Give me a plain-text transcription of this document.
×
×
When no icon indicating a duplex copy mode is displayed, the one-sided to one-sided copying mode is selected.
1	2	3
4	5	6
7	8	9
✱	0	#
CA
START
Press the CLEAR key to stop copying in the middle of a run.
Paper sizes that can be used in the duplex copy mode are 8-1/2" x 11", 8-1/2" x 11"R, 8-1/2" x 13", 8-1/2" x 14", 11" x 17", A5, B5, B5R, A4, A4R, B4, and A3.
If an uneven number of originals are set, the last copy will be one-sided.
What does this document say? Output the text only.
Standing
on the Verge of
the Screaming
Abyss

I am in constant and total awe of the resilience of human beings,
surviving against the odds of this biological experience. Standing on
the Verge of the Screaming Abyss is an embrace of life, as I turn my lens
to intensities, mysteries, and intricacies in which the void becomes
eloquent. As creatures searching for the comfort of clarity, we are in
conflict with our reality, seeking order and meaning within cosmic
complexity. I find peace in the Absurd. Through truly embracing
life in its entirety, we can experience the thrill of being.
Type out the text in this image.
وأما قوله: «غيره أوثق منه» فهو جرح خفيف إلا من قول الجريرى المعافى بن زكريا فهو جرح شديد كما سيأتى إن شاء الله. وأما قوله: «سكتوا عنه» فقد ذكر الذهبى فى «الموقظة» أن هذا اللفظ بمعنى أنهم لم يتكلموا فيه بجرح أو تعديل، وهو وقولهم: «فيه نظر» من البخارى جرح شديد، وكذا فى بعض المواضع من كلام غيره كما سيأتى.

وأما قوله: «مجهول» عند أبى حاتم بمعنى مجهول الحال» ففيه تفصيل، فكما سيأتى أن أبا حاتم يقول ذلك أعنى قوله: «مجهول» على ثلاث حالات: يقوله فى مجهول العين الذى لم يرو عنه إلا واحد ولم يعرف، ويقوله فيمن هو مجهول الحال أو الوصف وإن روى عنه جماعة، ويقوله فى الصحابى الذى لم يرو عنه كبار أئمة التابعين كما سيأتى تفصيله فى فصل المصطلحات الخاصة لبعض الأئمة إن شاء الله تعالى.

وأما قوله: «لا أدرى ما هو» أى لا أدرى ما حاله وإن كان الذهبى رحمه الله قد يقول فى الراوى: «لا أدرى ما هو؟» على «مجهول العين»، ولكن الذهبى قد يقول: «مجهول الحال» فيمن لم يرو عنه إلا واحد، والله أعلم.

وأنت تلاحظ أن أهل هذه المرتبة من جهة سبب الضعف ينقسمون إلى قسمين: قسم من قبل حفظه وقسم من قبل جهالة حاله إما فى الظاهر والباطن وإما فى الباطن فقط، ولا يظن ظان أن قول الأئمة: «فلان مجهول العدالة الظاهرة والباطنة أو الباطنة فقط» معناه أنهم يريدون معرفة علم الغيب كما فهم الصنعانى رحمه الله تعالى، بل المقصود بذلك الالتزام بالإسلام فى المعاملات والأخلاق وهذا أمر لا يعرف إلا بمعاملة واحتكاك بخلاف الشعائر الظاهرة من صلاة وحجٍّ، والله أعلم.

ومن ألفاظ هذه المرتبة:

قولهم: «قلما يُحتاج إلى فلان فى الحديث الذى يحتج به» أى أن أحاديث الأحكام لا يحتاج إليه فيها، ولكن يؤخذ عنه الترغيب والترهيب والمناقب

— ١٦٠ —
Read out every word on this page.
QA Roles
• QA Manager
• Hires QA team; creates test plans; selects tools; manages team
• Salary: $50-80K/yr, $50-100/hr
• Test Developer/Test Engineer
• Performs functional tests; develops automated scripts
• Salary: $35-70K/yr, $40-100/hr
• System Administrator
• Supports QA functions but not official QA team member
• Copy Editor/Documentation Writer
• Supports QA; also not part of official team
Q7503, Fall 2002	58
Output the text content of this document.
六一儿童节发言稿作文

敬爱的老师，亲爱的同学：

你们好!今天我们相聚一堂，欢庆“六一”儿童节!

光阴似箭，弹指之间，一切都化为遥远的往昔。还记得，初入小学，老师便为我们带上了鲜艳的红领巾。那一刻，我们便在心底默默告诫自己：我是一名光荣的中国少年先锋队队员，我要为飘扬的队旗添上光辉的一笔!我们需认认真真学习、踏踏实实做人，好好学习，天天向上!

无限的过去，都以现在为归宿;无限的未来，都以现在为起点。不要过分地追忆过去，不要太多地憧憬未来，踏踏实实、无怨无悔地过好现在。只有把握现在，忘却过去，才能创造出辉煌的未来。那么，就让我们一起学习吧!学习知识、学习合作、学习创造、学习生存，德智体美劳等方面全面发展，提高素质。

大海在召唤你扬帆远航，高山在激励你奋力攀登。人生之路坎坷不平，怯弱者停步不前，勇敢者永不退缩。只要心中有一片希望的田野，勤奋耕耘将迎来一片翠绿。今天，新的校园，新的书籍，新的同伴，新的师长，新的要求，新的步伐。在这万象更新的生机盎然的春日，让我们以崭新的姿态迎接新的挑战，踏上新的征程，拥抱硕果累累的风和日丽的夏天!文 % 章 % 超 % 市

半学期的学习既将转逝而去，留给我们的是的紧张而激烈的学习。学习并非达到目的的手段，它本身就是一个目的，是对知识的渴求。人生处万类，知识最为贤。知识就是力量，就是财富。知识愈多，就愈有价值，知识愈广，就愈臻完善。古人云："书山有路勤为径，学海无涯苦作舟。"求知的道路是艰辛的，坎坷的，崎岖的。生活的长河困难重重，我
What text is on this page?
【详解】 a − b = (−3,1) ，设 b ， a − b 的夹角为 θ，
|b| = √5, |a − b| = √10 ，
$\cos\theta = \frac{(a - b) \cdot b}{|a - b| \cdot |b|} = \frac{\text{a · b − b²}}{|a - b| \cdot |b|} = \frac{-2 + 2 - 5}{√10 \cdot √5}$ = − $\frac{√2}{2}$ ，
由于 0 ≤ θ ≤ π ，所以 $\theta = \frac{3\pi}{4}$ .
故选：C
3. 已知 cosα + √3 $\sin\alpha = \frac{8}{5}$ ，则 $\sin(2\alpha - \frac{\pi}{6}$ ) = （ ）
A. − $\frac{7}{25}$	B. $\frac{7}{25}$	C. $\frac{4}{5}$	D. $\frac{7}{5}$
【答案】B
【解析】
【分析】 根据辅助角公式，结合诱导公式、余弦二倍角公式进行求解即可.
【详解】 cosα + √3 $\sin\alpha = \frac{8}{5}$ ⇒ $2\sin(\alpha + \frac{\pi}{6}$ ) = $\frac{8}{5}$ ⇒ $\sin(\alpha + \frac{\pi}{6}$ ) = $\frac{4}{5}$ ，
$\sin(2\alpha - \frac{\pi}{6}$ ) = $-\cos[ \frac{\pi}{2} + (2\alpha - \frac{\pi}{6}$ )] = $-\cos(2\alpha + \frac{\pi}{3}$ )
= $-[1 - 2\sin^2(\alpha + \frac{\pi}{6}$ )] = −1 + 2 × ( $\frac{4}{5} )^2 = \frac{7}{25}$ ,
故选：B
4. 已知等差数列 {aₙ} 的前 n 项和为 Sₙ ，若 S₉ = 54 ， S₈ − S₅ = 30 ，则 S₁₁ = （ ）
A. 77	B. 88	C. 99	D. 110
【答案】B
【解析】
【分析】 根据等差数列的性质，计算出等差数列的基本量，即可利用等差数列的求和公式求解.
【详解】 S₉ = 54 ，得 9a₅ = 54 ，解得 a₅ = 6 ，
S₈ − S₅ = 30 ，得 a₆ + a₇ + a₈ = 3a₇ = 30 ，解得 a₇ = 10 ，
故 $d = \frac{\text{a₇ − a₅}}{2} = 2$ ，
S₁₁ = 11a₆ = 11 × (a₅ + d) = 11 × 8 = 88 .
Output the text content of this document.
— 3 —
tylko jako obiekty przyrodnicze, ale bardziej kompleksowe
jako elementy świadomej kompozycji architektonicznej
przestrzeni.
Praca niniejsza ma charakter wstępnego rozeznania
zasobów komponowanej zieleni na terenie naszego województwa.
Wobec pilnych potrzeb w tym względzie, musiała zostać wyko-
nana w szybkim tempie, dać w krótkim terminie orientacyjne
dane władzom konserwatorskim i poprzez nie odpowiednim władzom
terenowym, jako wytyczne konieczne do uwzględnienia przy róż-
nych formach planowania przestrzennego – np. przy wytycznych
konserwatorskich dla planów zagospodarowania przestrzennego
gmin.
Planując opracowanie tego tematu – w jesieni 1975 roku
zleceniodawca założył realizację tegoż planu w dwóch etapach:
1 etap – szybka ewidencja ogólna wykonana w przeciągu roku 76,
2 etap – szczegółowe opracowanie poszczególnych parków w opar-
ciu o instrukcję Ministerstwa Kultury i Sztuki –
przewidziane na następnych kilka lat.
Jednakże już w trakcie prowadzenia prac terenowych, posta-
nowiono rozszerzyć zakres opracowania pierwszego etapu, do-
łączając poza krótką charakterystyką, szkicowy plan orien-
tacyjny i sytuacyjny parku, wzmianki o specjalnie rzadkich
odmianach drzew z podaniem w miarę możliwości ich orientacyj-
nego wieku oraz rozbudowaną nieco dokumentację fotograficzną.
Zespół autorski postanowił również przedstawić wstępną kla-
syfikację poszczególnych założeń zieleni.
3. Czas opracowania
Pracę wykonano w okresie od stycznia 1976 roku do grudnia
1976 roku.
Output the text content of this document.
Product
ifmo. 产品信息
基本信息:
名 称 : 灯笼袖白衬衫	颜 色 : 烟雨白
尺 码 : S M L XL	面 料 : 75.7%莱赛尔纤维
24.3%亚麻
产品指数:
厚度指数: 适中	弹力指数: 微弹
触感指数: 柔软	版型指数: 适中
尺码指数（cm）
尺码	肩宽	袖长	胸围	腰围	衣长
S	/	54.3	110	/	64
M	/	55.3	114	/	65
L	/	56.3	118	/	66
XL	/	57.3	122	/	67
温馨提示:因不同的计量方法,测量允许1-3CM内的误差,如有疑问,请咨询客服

# # # #

◆ **WORK TO COMPLETE**: Pick out the lines that have the word "copying". Copy them all.

◆ **RESULT OF THE TASK**:
When no icon indicating a duplex copy mode is displayed, the one-sided to one-sided copying mode is selected.
Press the CLEAR key to stop copying in the middle of a run.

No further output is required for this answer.